→ ARTICLE:
Publie le lundi 22 août 2005 par Open-Publishing
11 commentaires

Il y a cent ans, alors que l’Iran était soumis, au nord, aux pressions de l’empire russe, et, au sud, à celles de l’empire britannique, les Iraniens importaient leur pétrole du Caucase ; et leurs besoins en énergie étaient surtout assouvis avec le bois ou le charbon de bois ­ - et, dans les villages, avec la bouse de vache.

Depuis, la modernité a pénétré la Perse. La richesse pétrolière, découverte par les Britanniques dans le Khouzistan en 1908, a d’abord été exploitée comme un monopole étranger, pour leurs besoins civils et militaires (l’amirauté britannique est passée du charbon au pétrole en 1912). Dans les années qui suivirent la première guerre mondiale, l’Iran a commencé à utiliser son propre pétrole ­ raffiné sur ses terres mais commercialisé sous la marque d’une compagnie étrangère ­ - et à comprendre l’enjeu formidable qu’il représentait pour son développement.

→ DONNÉES PRÉSENTÉES:
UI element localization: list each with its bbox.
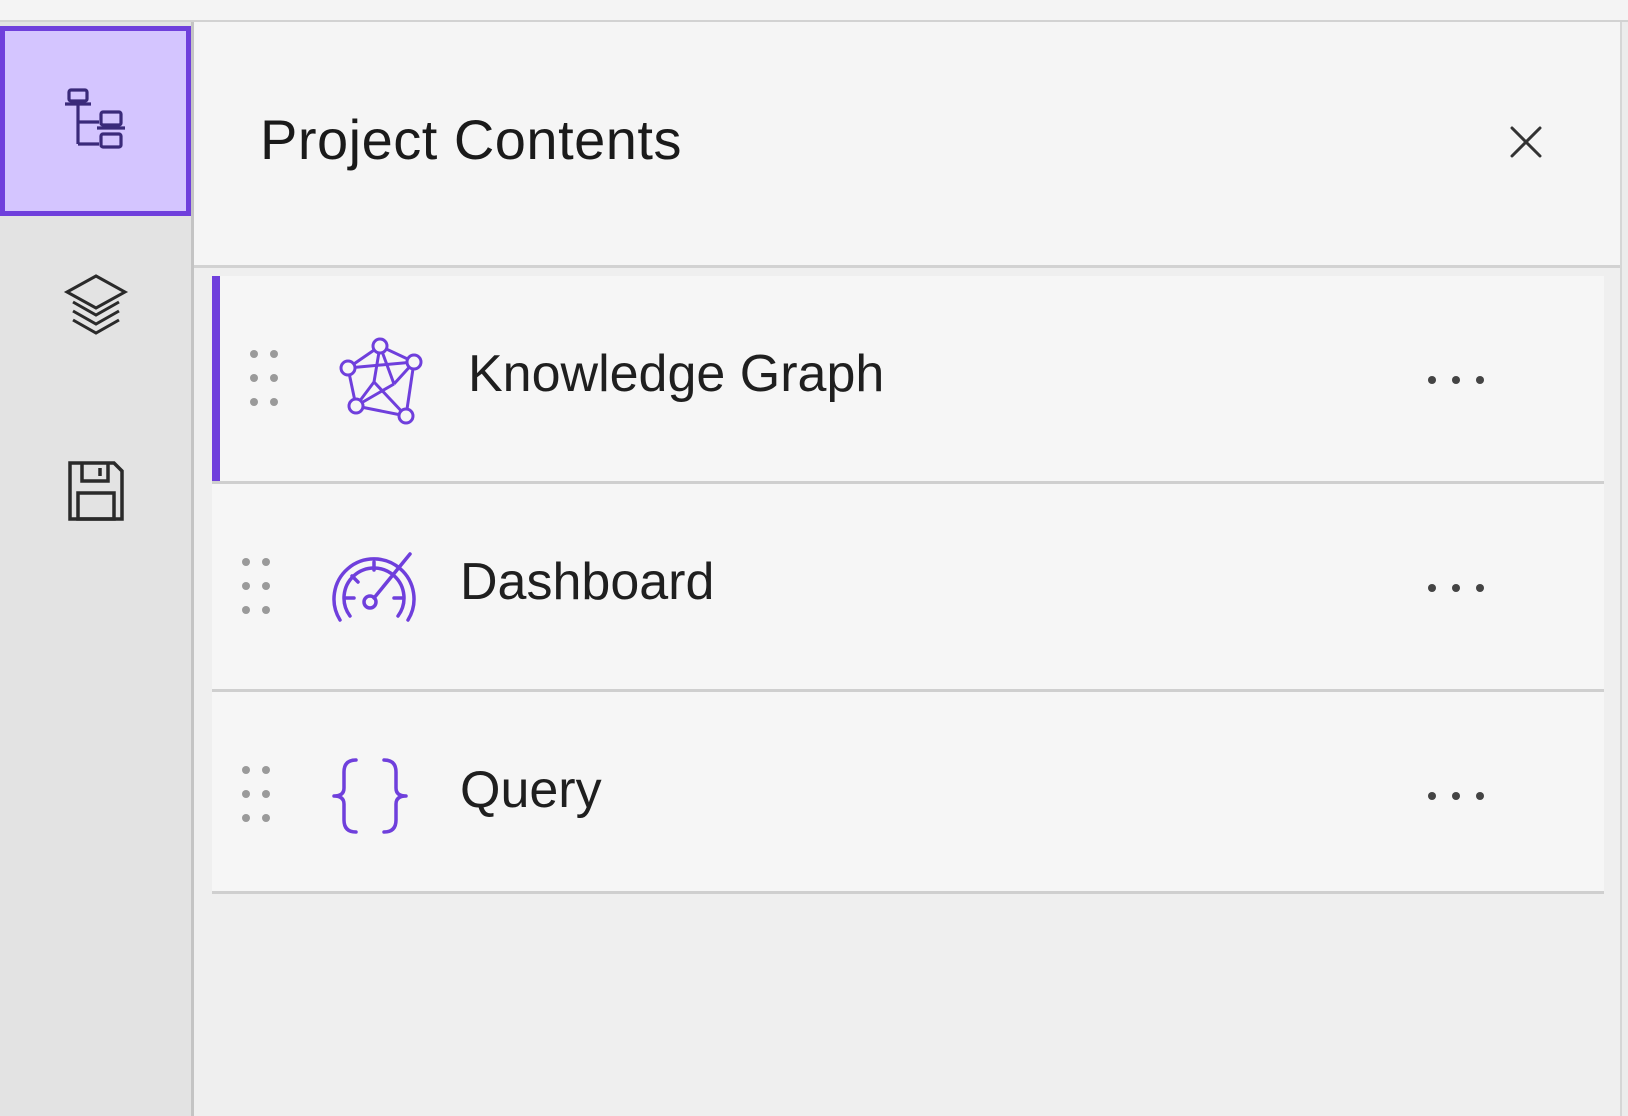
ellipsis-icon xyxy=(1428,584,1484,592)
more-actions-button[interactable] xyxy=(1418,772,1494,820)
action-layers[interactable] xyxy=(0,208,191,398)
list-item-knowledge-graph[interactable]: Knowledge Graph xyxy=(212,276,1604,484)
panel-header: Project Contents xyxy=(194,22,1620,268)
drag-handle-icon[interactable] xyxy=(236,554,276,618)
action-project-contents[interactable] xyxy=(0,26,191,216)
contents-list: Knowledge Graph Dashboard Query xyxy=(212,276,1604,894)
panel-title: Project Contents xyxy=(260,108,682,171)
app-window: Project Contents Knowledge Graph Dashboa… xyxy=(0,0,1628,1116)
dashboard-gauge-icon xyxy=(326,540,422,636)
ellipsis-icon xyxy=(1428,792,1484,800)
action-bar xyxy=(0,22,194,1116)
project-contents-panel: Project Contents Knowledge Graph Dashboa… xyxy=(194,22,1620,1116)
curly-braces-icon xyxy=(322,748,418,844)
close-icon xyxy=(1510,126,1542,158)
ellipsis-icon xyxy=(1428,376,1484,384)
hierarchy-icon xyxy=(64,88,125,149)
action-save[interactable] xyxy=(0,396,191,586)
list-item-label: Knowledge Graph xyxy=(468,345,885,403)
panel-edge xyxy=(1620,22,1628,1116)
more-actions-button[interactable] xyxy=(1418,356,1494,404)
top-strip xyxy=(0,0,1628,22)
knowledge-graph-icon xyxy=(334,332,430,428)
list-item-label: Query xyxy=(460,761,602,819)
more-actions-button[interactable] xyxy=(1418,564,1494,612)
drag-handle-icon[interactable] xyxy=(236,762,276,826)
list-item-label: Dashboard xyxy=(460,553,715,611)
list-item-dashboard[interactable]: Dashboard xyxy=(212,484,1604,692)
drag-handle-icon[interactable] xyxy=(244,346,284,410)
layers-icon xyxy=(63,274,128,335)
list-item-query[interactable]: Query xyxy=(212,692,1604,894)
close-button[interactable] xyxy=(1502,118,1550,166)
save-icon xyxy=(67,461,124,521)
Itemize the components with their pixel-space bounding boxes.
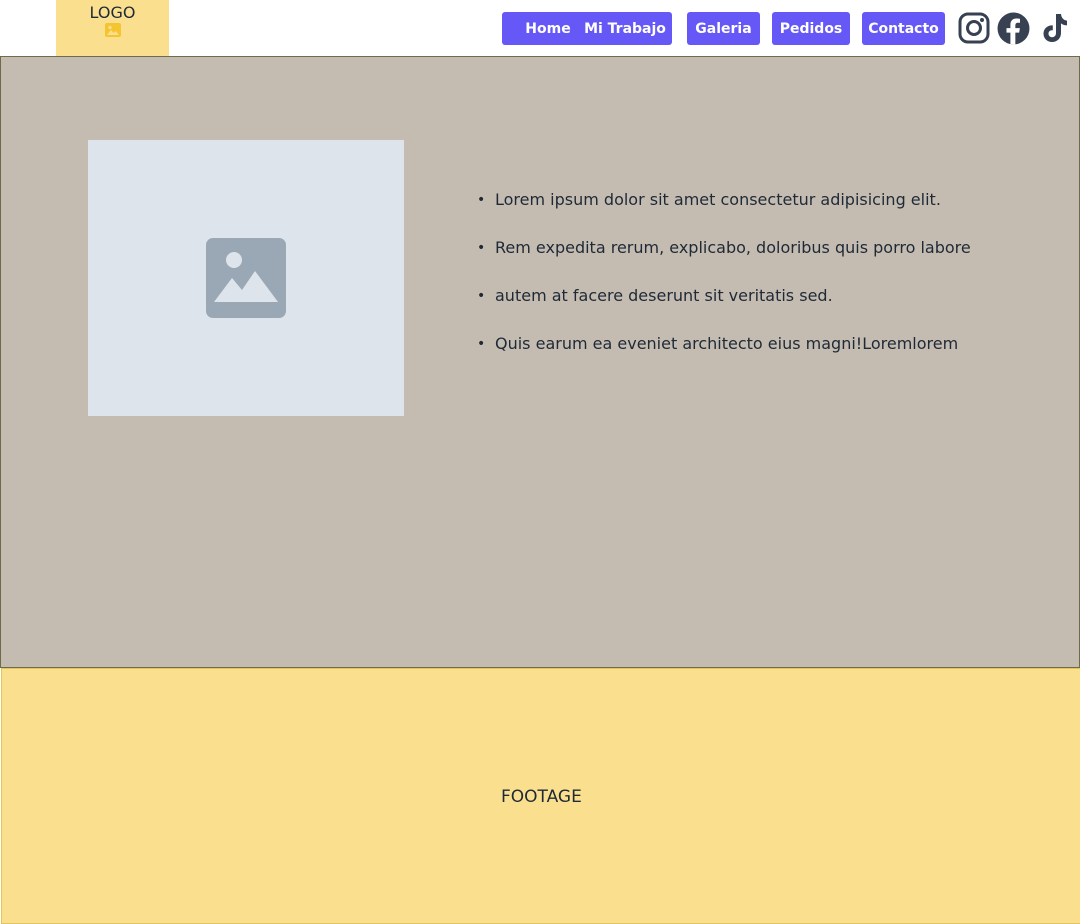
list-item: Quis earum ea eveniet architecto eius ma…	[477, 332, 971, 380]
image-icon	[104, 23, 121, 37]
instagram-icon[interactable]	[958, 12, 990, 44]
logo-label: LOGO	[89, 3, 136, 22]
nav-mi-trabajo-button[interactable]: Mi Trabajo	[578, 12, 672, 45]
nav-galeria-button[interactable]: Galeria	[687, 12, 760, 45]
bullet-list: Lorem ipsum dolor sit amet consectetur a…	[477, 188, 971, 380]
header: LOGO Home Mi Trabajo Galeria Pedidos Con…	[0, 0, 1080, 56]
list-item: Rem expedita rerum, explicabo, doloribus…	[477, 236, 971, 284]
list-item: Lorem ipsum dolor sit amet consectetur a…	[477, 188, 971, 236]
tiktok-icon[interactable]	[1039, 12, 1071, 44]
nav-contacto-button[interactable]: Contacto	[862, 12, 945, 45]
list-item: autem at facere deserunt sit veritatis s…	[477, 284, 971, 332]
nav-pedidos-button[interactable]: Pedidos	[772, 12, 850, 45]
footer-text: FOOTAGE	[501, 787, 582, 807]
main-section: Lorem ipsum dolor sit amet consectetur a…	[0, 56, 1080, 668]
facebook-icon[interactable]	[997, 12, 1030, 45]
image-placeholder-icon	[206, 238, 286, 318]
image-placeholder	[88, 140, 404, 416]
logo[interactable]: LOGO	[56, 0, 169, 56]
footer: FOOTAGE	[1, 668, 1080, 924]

==

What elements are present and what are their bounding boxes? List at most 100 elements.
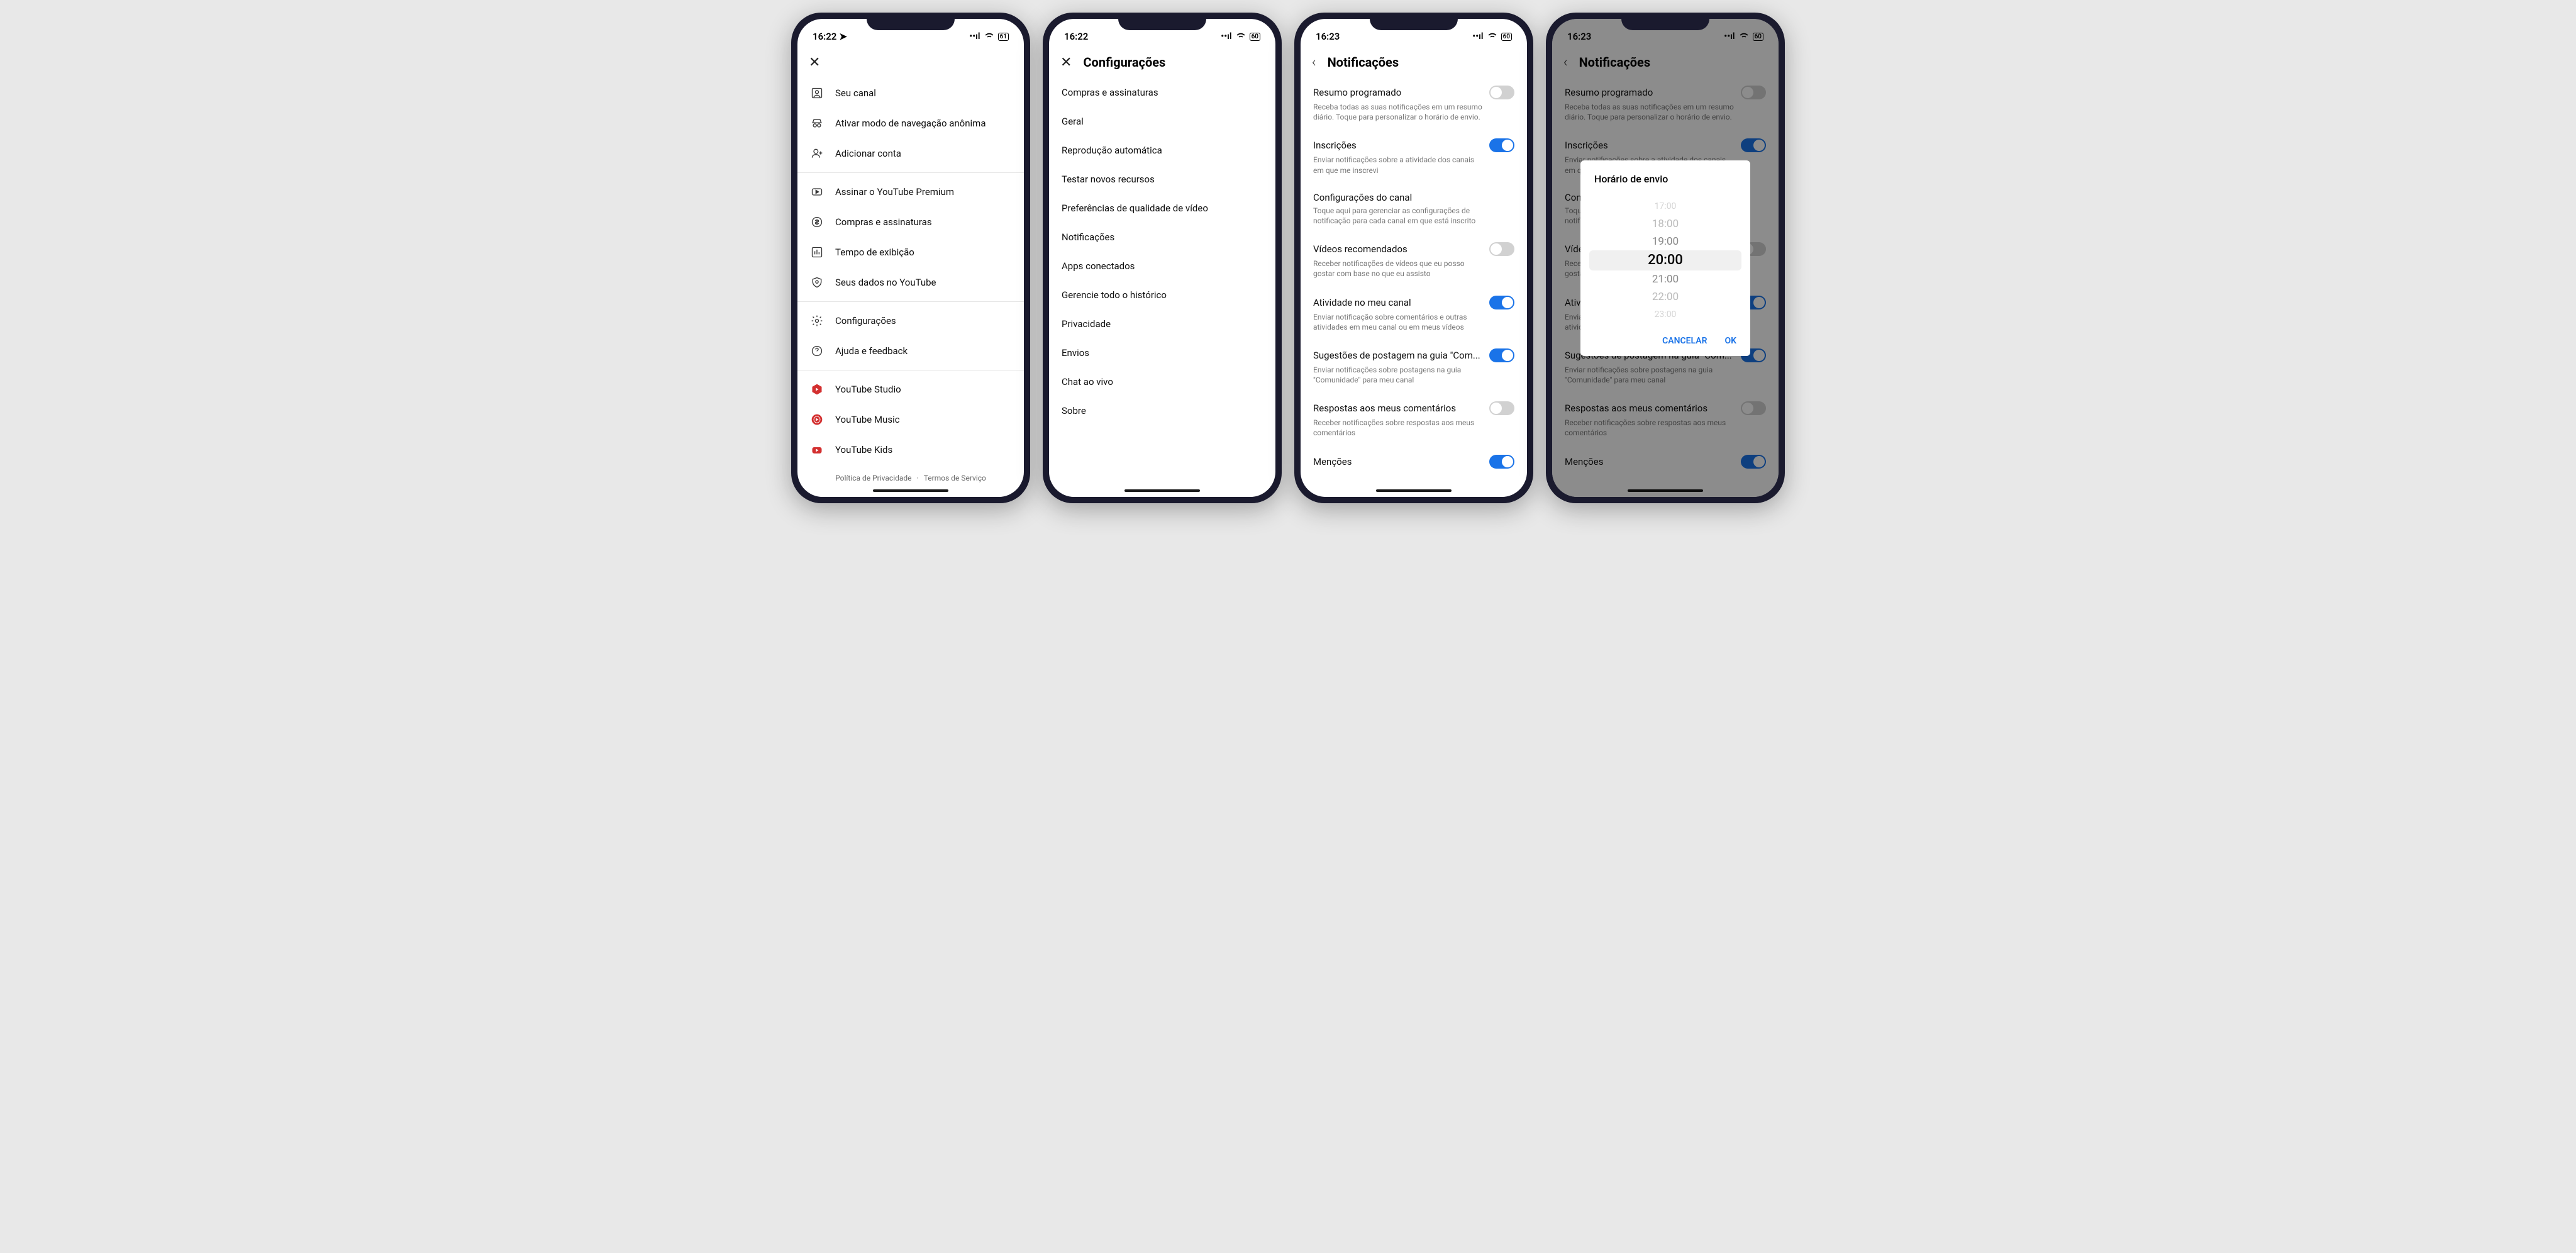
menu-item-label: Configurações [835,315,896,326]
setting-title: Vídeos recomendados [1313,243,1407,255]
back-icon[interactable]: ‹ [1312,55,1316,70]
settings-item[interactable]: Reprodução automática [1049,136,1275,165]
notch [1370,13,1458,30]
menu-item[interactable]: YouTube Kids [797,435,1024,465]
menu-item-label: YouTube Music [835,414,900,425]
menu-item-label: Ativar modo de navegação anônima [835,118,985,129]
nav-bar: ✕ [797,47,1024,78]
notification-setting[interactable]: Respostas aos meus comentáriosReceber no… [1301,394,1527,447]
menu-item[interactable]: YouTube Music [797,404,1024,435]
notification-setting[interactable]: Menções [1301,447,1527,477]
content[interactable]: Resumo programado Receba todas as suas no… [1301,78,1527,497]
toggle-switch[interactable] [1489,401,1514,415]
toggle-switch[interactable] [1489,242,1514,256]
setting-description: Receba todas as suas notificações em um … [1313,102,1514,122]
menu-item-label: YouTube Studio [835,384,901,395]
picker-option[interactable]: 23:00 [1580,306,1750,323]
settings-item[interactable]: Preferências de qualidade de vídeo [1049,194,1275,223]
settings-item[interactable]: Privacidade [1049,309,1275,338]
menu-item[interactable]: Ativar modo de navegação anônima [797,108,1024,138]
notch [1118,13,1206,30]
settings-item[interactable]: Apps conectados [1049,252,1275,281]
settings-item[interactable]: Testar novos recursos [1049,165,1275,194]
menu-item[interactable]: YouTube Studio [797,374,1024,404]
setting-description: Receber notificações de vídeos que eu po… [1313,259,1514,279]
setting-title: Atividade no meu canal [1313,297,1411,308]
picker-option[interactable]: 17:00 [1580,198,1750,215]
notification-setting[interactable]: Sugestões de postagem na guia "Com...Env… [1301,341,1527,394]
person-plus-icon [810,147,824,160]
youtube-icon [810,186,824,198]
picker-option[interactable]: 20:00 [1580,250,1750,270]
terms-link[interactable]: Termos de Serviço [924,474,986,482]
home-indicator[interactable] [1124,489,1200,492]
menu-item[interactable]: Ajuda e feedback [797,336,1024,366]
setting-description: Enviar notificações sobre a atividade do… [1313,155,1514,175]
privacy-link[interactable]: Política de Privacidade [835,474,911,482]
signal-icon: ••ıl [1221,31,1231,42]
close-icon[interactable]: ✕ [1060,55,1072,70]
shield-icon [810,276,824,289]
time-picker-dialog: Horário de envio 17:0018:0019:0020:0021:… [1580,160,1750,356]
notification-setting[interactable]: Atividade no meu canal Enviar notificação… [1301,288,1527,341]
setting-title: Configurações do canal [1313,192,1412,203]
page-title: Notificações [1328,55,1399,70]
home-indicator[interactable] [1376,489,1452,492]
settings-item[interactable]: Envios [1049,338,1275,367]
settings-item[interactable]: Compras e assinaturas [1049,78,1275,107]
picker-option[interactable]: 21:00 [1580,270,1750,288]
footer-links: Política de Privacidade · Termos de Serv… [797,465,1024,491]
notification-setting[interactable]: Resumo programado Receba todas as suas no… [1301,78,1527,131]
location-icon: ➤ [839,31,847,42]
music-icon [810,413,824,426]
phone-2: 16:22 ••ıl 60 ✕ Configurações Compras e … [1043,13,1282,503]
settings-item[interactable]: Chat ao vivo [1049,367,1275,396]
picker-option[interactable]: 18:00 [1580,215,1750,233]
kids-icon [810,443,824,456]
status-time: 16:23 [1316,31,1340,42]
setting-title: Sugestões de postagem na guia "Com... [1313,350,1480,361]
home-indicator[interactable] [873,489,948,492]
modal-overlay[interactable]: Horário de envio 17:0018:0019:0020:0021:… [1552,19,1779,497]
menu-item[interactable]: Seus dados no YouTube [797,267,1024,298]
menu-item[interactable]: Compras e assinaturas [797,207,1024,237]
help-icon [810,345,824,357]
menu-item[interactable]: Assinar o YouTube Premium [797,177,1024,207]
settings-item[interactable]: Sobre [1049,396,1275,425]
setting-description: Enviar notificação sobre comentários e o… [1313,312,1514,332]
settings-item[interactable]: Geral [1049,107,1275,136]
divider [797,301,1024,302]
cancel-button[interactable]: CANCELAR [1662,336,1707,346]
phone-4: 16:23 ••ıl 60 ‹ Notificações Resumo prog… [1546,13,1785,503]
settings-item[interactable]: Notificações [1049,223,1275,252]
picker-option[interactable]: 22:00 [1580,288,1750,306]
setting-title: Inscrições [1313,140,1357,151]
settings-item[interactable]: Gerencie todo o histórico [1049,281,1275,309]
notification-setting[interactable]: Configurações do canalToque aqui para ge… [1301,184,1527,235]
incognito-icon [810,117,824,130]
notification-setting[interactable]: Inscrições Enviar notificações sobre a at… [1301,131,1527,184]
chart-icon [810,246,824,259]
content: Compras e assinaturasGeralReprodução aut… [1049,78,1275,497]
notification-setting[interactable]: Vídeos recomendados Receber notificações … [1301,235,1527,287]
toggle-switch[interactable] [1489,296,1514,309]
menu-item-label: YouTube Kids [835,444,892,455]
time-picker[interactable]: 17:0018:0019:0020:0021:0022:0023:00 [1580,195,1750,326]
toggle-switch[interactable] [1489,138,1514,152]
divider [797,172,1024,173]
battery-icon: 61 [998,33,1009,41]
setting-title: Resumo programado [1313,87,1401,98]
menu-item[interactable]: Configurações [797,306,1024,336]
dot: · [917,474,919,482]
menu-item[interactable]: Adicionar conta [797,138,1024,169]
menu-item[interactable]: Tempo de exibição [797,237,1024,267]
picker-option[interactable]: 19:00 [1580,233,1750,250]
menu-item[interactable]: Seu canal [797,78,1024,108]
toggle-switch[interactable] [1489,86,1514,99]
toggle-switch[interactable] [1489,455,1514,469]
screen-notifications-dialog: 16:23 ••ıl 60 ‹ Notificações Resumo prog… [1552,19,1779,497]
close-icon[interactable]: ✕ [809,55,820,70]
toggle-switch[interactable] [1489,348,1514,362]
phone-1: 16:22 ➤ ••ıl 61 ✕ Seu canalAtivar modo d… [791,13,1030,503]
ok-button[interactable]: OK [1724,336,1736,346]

→ VOS TÂCHES:
**a)** Renvoyez le passage de l'article sur le pétrole iranien qui commence par « Il y a cent » et se poursuit jusqu'à « pour son développement. ».
**b)** Traduisez en anglais cette phrase de l'article sur le pétrole iranien : « La richesse pétrolière, découverte par les Britanniques dans le Khouzistan en 1908, a d’abord été exploitée comme un monopole étranger, pour leurs besoins civils et militaires (l’amirauté britannique est passée du charbon au pétrole en 1912). »

→ RÉPONSES ATTENDUES:
**a)**
Il y a cent ans, alors que l’Iran était soumis, au nord, aux pressions de l’empire russe, et, au sud, à celles de l’empire britannique, les Iraniens importaient leur pétrole du Caucase ; et leurs besoins en énergie étaient surtout assouvis avec le bois ou le charbon de bois ­ - et, dans les villages, avec la bouse de vache.

Depuis, la modernité a pénétré la Perse. La richesse pétrolière, découverte par les Britanniques dans le Khouzistan en 1908, a d’abord été exploitée comme un monopole étranger, pour leurs besoins civils et militaires (l’amirauté britannique est passée du charbon au pétrole en 1912). Dans les années qui suivirent la première guerre mondiale, l’Iran a commencé à utiliser son propre pétrole ­ raffiné sur ses terres mais commercialisé sous la marque d’une compagnie étrangère ­ - et à comprendre l’enjeu formidable qu’il représentait pour son développement.

**b)** The oil wealth, discovered by the British in Khuzestan in 1908, was first exploited as a foreign monopoly, for their civilian and military needs (the British Admiralty switched from coal to oil in 1912).